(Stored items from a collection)
※

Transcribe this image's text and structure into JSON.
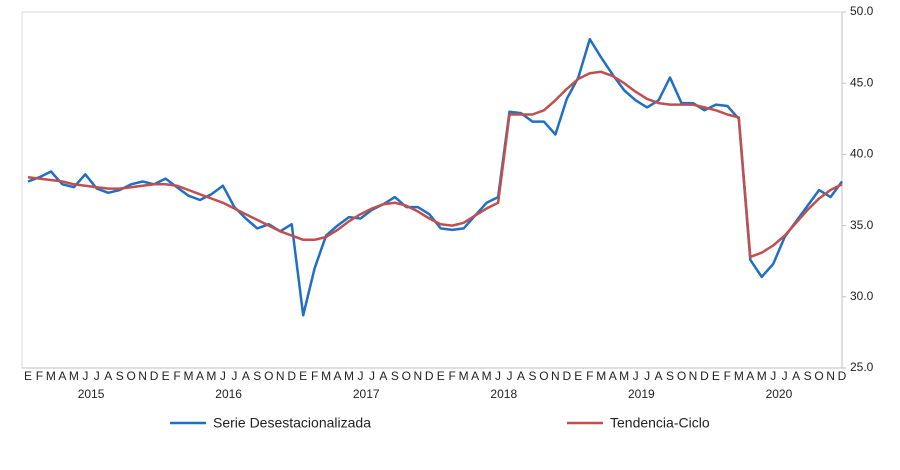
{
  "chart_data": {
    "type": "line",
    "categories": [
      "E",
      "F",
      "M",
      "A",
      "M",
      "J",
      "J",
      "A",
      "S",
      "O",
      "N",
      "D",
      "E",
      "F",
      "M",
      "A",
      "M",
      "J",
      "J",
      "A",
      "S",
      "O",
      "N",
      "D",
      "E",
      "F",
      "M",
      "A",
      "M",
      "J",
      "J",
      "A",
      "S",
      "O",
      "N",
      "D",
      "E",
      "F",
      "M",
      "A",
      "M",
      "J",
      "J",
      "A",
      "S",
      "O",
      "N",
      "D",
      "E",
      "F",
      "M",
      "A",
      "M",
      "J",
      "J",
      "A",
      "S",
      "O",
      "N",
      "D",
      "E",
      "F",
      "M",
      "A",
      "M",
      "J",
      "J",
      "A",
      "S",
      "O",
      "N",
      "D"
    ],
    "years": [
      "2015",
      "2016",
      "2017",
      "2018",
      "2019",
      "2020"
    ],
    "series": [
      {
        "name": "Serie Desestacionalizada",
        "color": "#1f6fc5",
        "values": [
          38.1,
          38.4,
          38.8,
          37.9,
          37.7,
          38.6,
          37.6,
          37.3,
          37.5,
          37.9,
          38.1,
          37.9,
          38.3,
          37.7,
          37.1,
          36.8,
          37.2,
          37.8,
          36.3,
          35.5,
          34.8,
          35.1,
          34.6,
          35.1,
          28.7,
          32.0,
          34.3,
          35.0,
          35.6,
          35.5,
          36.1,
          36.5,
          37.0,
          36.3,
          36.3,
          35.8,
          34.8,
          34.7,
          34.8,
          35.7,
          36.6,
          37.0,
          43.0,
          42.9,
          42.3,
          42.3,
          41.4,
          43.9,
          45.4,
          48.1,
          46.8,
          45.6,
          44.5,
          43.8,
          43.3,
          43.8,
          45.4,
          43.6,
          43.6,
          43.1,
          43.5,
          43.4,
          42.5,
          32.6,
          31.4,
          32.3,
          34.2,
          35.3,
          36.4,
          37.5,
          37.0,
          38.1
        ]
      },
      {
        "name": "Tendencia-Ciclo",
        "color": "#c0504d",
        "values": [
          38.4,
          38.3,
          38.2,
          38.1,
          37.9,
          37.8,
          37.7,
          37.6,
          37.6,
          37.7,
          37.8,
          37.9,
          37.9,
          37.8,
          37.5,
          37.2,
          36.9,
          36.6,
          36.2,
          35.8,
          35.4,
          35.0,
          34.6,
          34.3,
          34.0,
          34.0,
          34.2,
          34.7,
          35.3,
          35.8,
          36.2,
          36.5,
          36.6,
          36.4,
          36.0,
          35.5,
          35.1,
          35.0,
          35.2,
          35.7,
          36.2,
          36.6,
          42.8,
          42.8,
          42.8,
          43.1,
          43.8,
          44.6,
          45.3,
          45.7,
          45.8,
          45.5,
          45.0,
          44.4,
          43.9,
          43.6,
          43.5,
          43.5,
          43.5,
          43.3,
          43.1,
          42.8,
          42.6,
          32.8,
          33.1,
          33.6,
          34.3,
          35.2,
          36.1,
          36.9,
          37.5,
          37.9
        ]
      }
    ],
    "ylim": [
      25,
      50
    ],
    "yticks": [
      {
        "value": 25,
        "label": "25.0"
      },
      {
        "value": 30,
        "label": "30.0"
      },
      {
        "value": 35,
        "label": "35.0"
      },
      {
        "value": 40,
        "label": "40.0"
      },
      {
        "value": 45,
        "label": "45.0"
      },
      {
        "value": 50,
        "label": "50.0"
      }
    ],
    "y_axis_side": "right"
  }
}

※

- Instruction:
Generate a word-for-word copy of the preceding records, excluding all pictures.

- Written response:
Transcribe this image's text and structure into JSON.
{
  "chart_data": {
    "type": "line",
    "categories": [
      "E",
      "F",
      "M",
      "A",
      "M",
      "J",
      "J",
      "A",
      "S",
      "O",
      "N",
      "D",
      "E",
      "F",
      "M",
      "A",
      "M",
      "J",
      "J",
      "A",
      "S",
      "O",
      "N",
      "D",
      "E",
      "F",
      "M",
      "A",
      "M",
      "J",
      "J",
      "A",
      "S",
      "O",
      "N",
      "D",
      "E",
      "F",
      "M",
      "A",
      "M",
      "J",
      "J",
      "A",
      "S",
      "O",
      "N",
      "D",
      "E",
      "F",
      "M",
      "A",
      "M",
      "J",
      "J",
      "A",
      "S",
      "O",
      "N",
      "D",
      "E",
      "F",
      "M",
      "A",
      "M",
      "J",
      "J",
      "A",
      "S",
      "O",
      "N",
      "D"
    ],
    "years": [
      "2015",
      "2016",
      "2017",
      "2018",
      "2019",
      "2020"
    ],
    "series": [
      {
        "name": "Serie Desestacionalizada",
        "color": "#1f6fc5",
        "values": [
          38.1,
          38.4,
          38.8,
          37.9,
          37.7,
          38.6,
          37.6,
          37.3,
          37.5,
          37.9,
          38.1,
          37.9,
          38.3,
          37.7,
          37.1,
          36.8,
          37.2,
          37.8,
          36.3,
          35.5,
          34.8,
          35.1,
          34.6,
          35.1,
          28.7,
          32.0,
          34.3,
          35.0,
          35.6,
          35.5,
          36.1,
          36.5,
          37.0,
          36.3,
          36.3,
          35.8,
          34.8,
          34.7,
          34.8,
          35.7,
          36.6,
          37.0,
          43.0,
          42.9,
          42.3,
          42.3,
          41.4,
          43.9,
          45.4,
          48.1,
          46.8,
          45.6,
          44.5,
          43.8,
          43.3,
          43.8,
          45.4,
          43.6,
          43.6,
          43.1,
          43.5,
          43.4,
          42.5,
          32.6,
          31.4,
          32.3,
          34.2,
          35.3,
          36.4,
          37.5,
          37.0,
          38.1
        ]
      },
      {
        "name": "Tendencia-Ciclo",
        "color": "#c0504d",
        "values": [
          38.4,
          38.3,
          38.2,
          38.1,
          37.9,
          37.8,
          37.7,
          37.6,
          37.6,
          37.7,
          37.8,
          37.9,
          37.9,
          37.8,
          37.5,
          37.2,
          36.9,
          36.6,
          36.2,
          35.8,
          35.4,
          35.0,
          34.6,
          34.3,
          34.0,
          34.0,
          34.2,
          34.7,
          35.3,
          35.8,
          36.2,
          36.5,
          36.6,
          36.4,
          36.0,
          35.5,
          35.1,
          35.0,
          35.2,
          35.7,
          36.2,
          36.6,
          42.8,
          42.8,
          42.8,
          43.1,
          43.8,
          44.6,
          45.3,
          45.7,
          45.8,
          45.5,
          45.0,
          44.4,
          43.9,
          43.6,
          43.5,
          43.5,
          43.5,
          43.3,
          43.1,
          42.8,
          42.6,
          32.8,
          33.1,
          33.6,
          34.3,
          35.2,
          36.1,
          36.9,
          37.5,
          37.9
        ]
      }
    ],
    "ylim": [
      25,
      50
    ],
    "yticks": [
      {
        "value": 25,
        "label": "25.0"
      },
      {
        "value": 30,
        "label": "30.0"
      },
      {
        "value": 35,
        "label": "35.0"
      },
      {
        "value": 40,
        "label": "40.0"
      },
      {
        "value": 45,
        "label": "45.0"
      },
      {
        "value": 50,
        "label": "50.0"
      }
    ],
    "y_axis_side": "right"
  }
}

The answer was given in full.